### About this task
After checking the listing below, say how many of its lines contain the string "therapy". Only the number is needed.

### Entries supplied
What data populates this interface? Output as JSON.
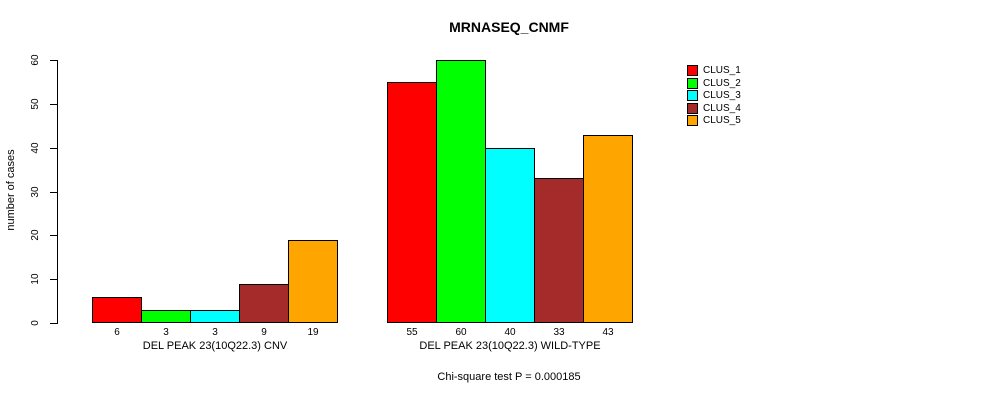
{
  "chart_data": {
    "type": "bar",
    "title": "MRNASEQ_CNMF",
    "ylabel": "number of cases",
    "ylim": [
      0,
      60
    ],
    "yticks": [
      0,
      10,
      20,
      30,
      40,
      50,
      60
    ],
    "grid": false,
    "legend_position": "right",
    "categories": [
      "DEL PEAK 23(10Q22.3) CNV",
      "DEL PEAK 23(10Q22.3) WILD-TYPE"
    ],
    "series": [
      {
        "name": "CLUS_1",
        "color": "#ff0000",
        "values": [
          6,
          55
        ]
      },
      {
        "name": "CLUS_2",
        "color": "#00ff00",
        "values": [
          3,
          60
        ]
      },
      {
        "name": "CLUS_3",
        "color": "#00ffff",
        "values": [
          3,
          40
        ]
      },
      {
        "name": "CLUS_4",
        "color": "#a52a2a",
        "values": [
          9,
          33
        ]
      },
      {
        "name": "CLUS_5",
        "color": "#ffa500",
        "values": [
          19,
          43
        ]
      }
    ],
    "bar_value_labels": [
      [
        "6",
        "3",
        "3",
        "9",
        "19"
      ],
      [
        "55",
        "60",
        "40",
        "33",
        "43"
      ]
    ],
    "caption": "Chi-square test P = 0.000185"
  }
}
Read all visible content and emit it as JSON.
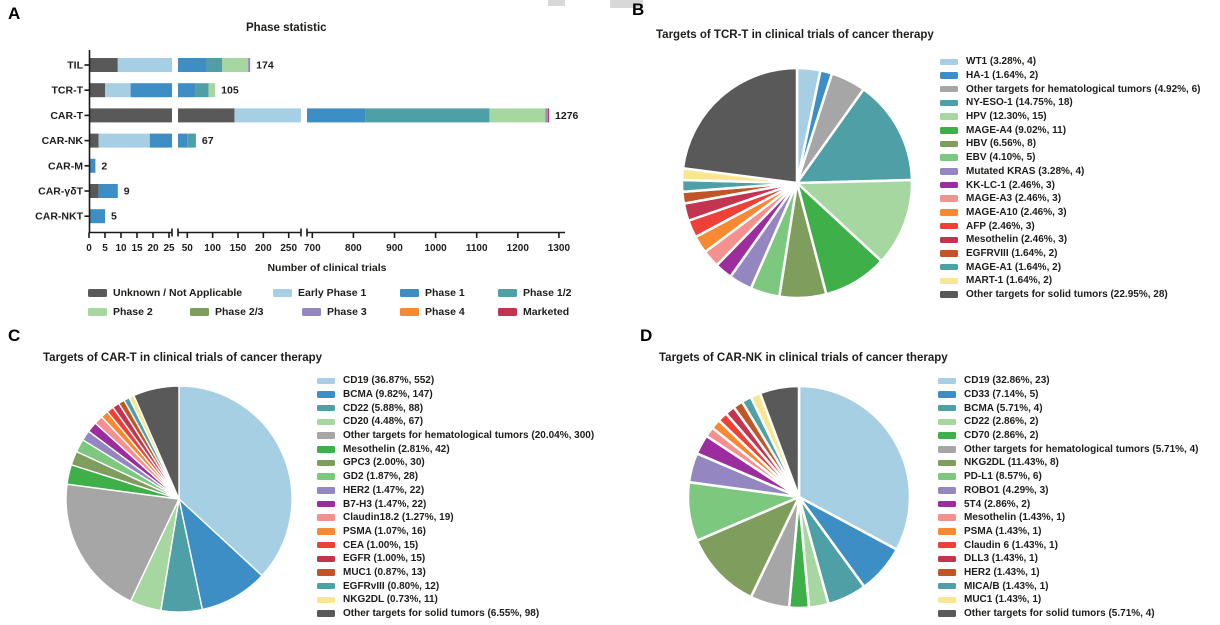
{
  "panel_a": {
    "label": "A",
    "title": "Phase statistic",
    "xlabel": "Number of clinical trials",
    "chart_data": {
      "type": "bar",
      "orientation": "horizontal",
      "stacked": true,
      "broken_axis": true,
      "axis_segments": [
        {
          "ticks": [
            0,
            5,
            10,
            15,
            20,
            25
          ]
        },
        {
          "ticks": [
            50,
            100,
            150,
            200,
            250
          ]
        },
        {
          "ticks": [
            700,
            800,
            900,
            1000,
            1100,
            1200,
            1300
          ]
        }
      ],
      "phases": [
        {
          "label": "Unknown / Not Applicable",
          "color": "#595959"
        },
        {
          "label": "Early Phase 1",
          "color": "#A7CFE4"
        },
        {
          "label": "Phase 1",
          "color": "#3D8EC4"
        },
        {
          "label": "Phase 1/2",
          "color": "#4F9FA6"
        },
        {
          "label": "Phase 2",
          "color": "#A6D7A0"
        },
        {
          "label": "Phase 2/3",
          "color": "#7F9D5D"
        },
        {
          "label": "Phase 3",
          "color": "#9487C1"
        },
        {
          "label": "Phase 4",
          "color": "#F68931"
        },
        {
          "label": "Marketed",
          "color": "#C23450"
        }
      ],
      "rows": [
        {
          "label": "TIL",
          "total": 174,
          "total_text": "174",
          "values": [
            9,
            22,
            57,
            31,
            51,
            0,
            4,
            0,
            0
          ]
        },
        {
          "label": "TCR-T",
          "total": 105,
          "total_text": "105",
          "values": [
            5,
            8,
            53,
            26,
            13,
            0,
            0,
            0,
            0
          ]
        },
        {
          "label": "CAR-T",
          "total": 1276,
          "total_text": "1276",
          "values": [
            143,
            187,
            500,
            301,
            136,
            0,
            4,
            2,
            3
          ]
        },
        {
          "label": "CAR-NK",
          "total": 67,
          "total_text": "67",
          "values": [
            3,
            16,
            31,
            17,
            0,
            0,
            0,
            0,
            0
          ]
        },
        {
          "label": "CAR-M",
          "total": 2,
          "total_text": "2",
          "values": [
            0,
            0,
            2,
            0,
            0,
            0,
            0,
            0,
            0
          ]
        },
        {
          "label": "CAR-γδT",
          "total": 9,
          "total_text": "9",
          "values": [
            3,
            0,
            6,
            0,
            0,
            0,
            0,
            0,
            0
          ]
        },
        {
          "label": "CAR-NKT",
          "total": 5,
          "total_text": "5",
          "values": [
            0,
            0,
            5,
            0,
            0,
            0,
            0,
            0,
            0
          ]
        }
      ]
    }
  },
  "panel_b": {
    "label": "B",
    "title": "Targets of TCR-T in clinical trials of cancer therapy",
    "chart_data": {
      "type": "pie",
      "start_angle_deg": -90,
      "direction": "clockwise",
      "legend_position": "right",
      "slices": [
        {
          "label": "WT1",
          "pct": 3.28,
          "count": 4,
          "color": "#A7CFE4",
          "text": "WT1 (3.28%, 4)"
        },
        {
          "label": "HA-1",
          "pct": 1.64,
          "count": 2,
          "color": "#3D8EC4",
          "text": "HA-1 (1.64%, 2)"
        },
        {
          "label": "Other targets for hematological tumors",
          "pct": 4.92,
          "count": 6,
          "color": "#A6A6A6",
          "text": "Other targets for hematological tumors (4.92%, 6)"
        },
        {
          "label": "NY-ESO-1",
          "pct": 14.75,
          "count": 18,
          "color": "#4F9FA6",
          "text": "NY-ESO-1 (14.75%, 18)"
        },
        {
          "label": "HPV",
          "pct": 12.3,
          "count": 15,
          "color": "#A6D7A0",
          "text": "HPV (12.30%, 15)"
        },
        {
          "label": "MAGE-A4",
          "pct": 9.02,
          "count": 11,
          "color": "#3FAF4A",
          "text": "MAGE-A4 (9.02%, 11)"
        },
        {
          "label": "HBV",
          "pct": 6.56,
          "count": 8,
          "color": "#7F9D5D",
          "text": "HBV (6.56%, 8)"
        },
        {
          "label": "EBV",
          "pct": 4.1,
          "count": 5,
          "color": "#7CC87F",
          "text": "EBV (4.10%, 5)"
        },
        {
          "label": "Mutated KRAS",
          "pct": 3.28,
          "count": 4,
          "color": "#9487C1",
          "text": "Mutated KRAS (3.28%, 4)"
        },
        {
          "label": "KK-LC-1",
          "pct": 2.46,
          "count": 3,
          "color": "#9C2D9E",
          "text": "KK-LC-1 (2.46%, 3)"
        },
        {
          "label": "MAGE-A3",
          "pct": 2.46,
          "count": 3,
          "color": "#F4918E",
          "text": "MAGE-A3 (2.46%, 3)"
        },
        {
          "label": "MAGE-A10",
          "pct": 2.46,
          "count": 3,
          "color": "#F68931",
          "text": "MAGE-A10 (2.46%, 3)"
        },
        {
          "label": "AFP",
          "pct": 2.46,
          "count": 3,
          "color": "#EF4038",
          "text": "AFP (2.46%, 3)"
        },
        {
          "label": "Mesothelin",
          "pct": 2.46,
          "count": 3,
          "color": "#C23450",
          "text": "Mesothelin (2.46%, 3)"
        },
        {
          "label": "EGFRVIII",
          "pct": 1.64,
          "count": 2,
          "color": "#C05527",
          "text": "EGFRVIII (1.64%, 2)"
        },
        {
          "label": "MAGE-A1",
          "pct": 1.64,
          "count": 2,
          "color": "#4F9FA6",
          "text": "MAGE-A1 (1.64%, 2)"
        },
        {
          "label": "MART-1",
          "pct": 1.64,
          "count": 2,
          "color": "#FAE591",
          "text": "MART-1 (1.64%, 2)"
        },
        {
          "label": "Other targets for solid tumors",
          "pct": 22.95,
          "count": 28,
          "color": "#595959",
          "text": "Other targets for solid tumors (22.95%, 28)"
        }
      ]
    }
  },
  "panel_c": {
    "label": "C",
    "title": "Targets of CAR-T in clinical trials of cancer therapy",
    "chart_data": {
      "type": "pie",
      "start_angle_deg": -90,
      "direction": "clockwise",
      "legend_position": "right",
      "slices": [
        {
          "label": "CD19",
          "pct": 36.87,
          "count": 552,
          "color": "#A7CFE4",
          "text": "CD19 (36.87%, 552)"
        },
        {
          "label": "BCMA",
          "pct": 9.82,
          "count": 147,
          "color": "#3D8EC4",
          "text": "BCMA (9.82%, 147)"
        },
        {
          "label": "CD22",
          "pct": 5.88,
          "count": 88,
          "color": "#4F9FA6",
          "text": "CD22 (5.88%, 88)"
        },
        {
          "label": "CD20",
          "pct": 4.48,
          "count": 67,
          "color": "#A6D7A0",
          "text": "CD20 (4.48%, 67)"
        },
        {
          "label": "Other targets for hematological tumors",
          "pct": 20.04,
          "count": 300,
          "color": "#A6A6A6",
          "text": "Other targets for hematological tumors (20.04%, 300)"
        },
        {
          "label": "Mesothelin",
          "pct": 2.81,
          "count": 42,
          "color": "#3FAF4A",
          "text": "Mesothelin (2.81%, 42)"
        },
        {
          "label": "GPC3",
          "pct": 2.0,
          "count": 30,
          "color": "#7F9D5D",
          "text": "GPC3 (2.00%, 30)"
        },
        {
          "label": "GD2",
          "pct": 1.87,
          "count": 28,
          "color": "#7CC87F",
          "text": "GD2 (1.87%, 28)"
        },
        {
          "label": "HER2",
          "pct": 1.47,
          "count": 22,
          "color": "#9487C1",
          "text": "HER2 (1.47%, 22)"
        },
        {
          "label": "B7-H3",
          "pct": 1.47,
          "count": 22,
          "color": "#9C2D9E",
          "text": "B7-H3 (1.47%, 22)"
        },
        {
          "label": "Claudin18.2",
          "pct": 1.27,
          "count": 19,
          "color": "#F4918E",
          "text": "Claudin18.2 (1.27%, 19)"
        },
        {
          "label": "PSMA",
          "pct": 1.07,
          "count": 16,
          "color": "#F68931",
          "text": "PSMA (1.07%, 16)"
        },
        {
          "label": "CEA",
          "pct": 1.0,
          "count": 15,
          "color": "#EF4038",
          "text": "CEA (1.00%, 15)"
        },
        {
          "label": "EGFR",
          "pct": 1.0,
          "count": 15,
          "color": "#C23450",
          "text": "EGFR (1.00%, 15)"
        },
        {
          "label": "MUC1",
          "pct": 0.87,
          "count": 13,
          "color": "#C05527",
          "text": "MUC1 (0.87%, 13)"
        },
        {
          "label": "EGFRvIII",
          "pct": 0.8,
          "count": 12,
          "color": "#4F9FA6",
          "text": "EGFRvIII (0.80%, 12)"
        },
        {
          "label": "NKG2DL",
          "pct": 0.73,
          "count": 11,
          "color": "#FAE591",
          "text": "NKG2DL (0.73%, 11)"
        },
        {
          "label": "Other targets for solid tumors",
          "pct": 6.55,
          "count": 98,
          "color": "#595959",
          "text": "Other targets for solid tumors (6.55%, 98)"
        }
      ]
    }
  },
  "panel_d": {
    "label": "D",
    "title": "Targets of CAR-NK in clinical trials of cancer therapy",
    "chart_data": {
      "type": "pie",
      "start_angle_deg": -90,
      "direction": "clockwise",
      "legend_position": "right",
      "slices": [
        {
          "label": "CD19",
          "pct": 32.86,
          "count": 23,
          "color": "#A7CFE4",
          "text": "CD19 (32.86%, 23)"
        },
        {
          "label": "CD33",
          "pct": 7.14,
          "count": 5,
          "color": "#3D8EC4",
          "text": "CD33 (7.14%, 5)"
        },
        {
          "label": "BCMA",
          "pct": 5.71,
          "count": 4,
          "color": "#4F9FA6",
          "text": "BCMA (5.71%, 4)"
        },
        {
          "label": "CD22",
          "pct": 2.86,
          "count": 2,
          "color": "#A6D7A0",
          "text": "CD22 (2.86%, 2)"
        },
        {
          "label": "CD70",
          "pct": 2.86,
          "count": 2,
          "color": "#3FAF4A",
          "text": "CD70 (2.86%, 2)"
        },
        {
          "label": "Other targets for hematological tumors",
          "pct": 5.71,
          "count": 4,
          "color": "#A6A6A6",
          "text": "Other targets for hematological tumors (5.71%, 4)"
        },
        {
          "label": "NKG2DL",
          "pct": 11.43,
          "count": 8,
          "color": "#7F9D5D",
          "text": "NKG2DL (11.43%, 8)"
        },
        {
          "label": "PD-L1",
          "pct": 8.57,
          "count": 6,
          "color": "#7CC87F",
          "text": "PD-L1 (8.57%, 6)"
        },
        {
          "label": "ROBO1",
          "pct": 4.29,
          "count": 3,
          "color": "#9487C1",
          "text": "ROBO1 (4.29%, 3)"
        },
        {
          "label": "5T4",
          "pct": 2.86,
          "count": 2,
          "color": "#9C2D9E",
          "text": "5T4 (2.86%, 2)"
        },
        {
          "label": "Mesothelin",
          "pct": 1.43,
          "count": 1,
          "color": "#F4918E",
          "text": "Mesothelin (1.43%, 1)"
        },
        {
          "label": "PSMA",
          "pct": 1.43,
          "count": 1,
          "color": "#F68931",
          "text": "PSMA (1.43%, 1)"
        },
        {
          "label": "Claudin 6",
          "pct": 1.43,
          "count": 1,
          "color": "#EF4038",
          "text": "Claudin 6 (1.43%, 1)"
        },
        {
          "label": "DLL3",
          "pct": 1.43,
          "count": 1,
          "color": "#C23450",
          "text": "DLL3 (1.43%, 1)"
        },
        {
          "label": "HER2",
          "pct": 1.43,
          "count": 1,
          "color": "#C05527",
          "text": "HER2 (1.43%, 1)"
        },
        {
          "label": "MICA/B",
          "pct": 1.43,
          "count": 1,
          "color": "#4F9FA6",
          "text": "MICA/B (1.43%, 1)"
        },
        {
          "label": "MUC1",
          "pct": 1.43,
          "count": 1,
          "color": "#FAE591",
          "text": "MUC1 (1.43%, 1)"
        },
        {
          "label": "Other targets for solid tumors",
          "pct": 5.71,
          "count": 4,
          "color": "#595959",
          "text": "Other targets for solid tumors (5.71%, 4)"
        }
      ]
    }
  }
}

### Result
3